• [TASK DIRECTIONS]: The data below must be copied in full and without any change.

• [THE RECORDS]:
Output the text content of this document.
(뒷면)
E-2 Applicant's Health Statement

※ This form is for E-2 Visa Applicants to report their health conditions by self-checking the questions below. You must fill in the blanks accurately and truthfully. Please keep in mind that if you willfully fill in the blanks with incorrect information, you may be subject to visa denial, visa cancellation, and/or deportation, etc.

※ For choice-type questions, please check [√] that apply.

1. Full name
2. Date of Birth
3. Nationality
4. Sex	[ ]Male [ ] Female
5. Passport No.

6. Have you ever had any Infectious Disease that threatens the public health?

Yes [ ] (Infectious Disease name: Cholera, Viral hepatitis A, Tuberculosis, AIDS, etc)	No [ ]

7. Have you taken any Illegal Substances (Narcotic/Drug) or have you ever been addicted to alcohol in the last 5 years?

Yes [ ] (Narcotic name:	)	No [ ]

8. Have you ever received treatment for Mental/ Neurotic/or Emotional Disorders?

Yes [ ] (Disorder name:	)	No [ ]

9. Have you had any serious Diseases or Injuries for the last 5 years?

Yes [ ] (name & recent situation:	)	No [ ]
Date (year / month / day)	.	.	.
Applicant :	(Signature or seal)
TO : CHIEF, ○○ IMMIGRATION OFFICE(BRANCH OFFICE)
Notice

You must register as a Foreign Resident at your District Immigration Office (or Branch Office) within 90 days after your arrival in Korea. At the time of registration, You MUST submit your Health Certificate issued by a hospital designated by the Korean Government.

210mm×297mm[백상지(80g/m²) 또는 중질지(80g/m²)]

• [TASK ANSWER]:
Output the text content of this document.
(뒷면)
E-2 Applicant's Health Statement

※ This form is for E-2 Visa Applicants to report their health conditions by self-checking the questions below. You must fill in the blanks accurately and truthfully. Please keep in mind that if you willfully fill in the blanks with incorrect information, you may be subject to visa denial, visa cancellation, and/or deportation, etc.

※ For choice-type questions, please check [√] that apply.

1. Full name
2. Date of Birth
3. Nationality
4. Sex	[ ]Male [ ] Female
5. Passport No.

6. Have you ever had any Infectious Disease that threatens the public health?

Yes [ ] (Infectious Disease name: Cholera, Viral hepatitis A, Tuberculosis, AIDS, etc)	No [ ]

7. Have you taken any Illegal Substances (Narcotic/Drug) or have you ever been addicted to alcohol in the last 5 years?

Yes [ ] (Narcotic name:	)	No [ ]

8. Have you ever received treatment for Mental/ Neurotic/or Emotional Disorders?

Yes [ ] (Disorder name:	)	No [ ]

9. Have you had any serious Diseases or Injuries for the last 5 years?

Yes [ ] (name & recent situation:	)	No [ ]
Date (year / month / day)	.	.	.
Applicant :	(Signature or seal)
TO : CHIEF, ○○ IMMIGRATION OFFICE(BRANCH OFFICE)
Notice

You must register as a Foreign Resident at your District Immigration Office (or Branch Office) within 90 days after your arrival in Korea. At the time of registration, You MUST submit your Health Certificate issued by a hospital designated by the Korean Government.

210mm×297mm[백상지(80g/m²) 또는 중질지(80g/m²)]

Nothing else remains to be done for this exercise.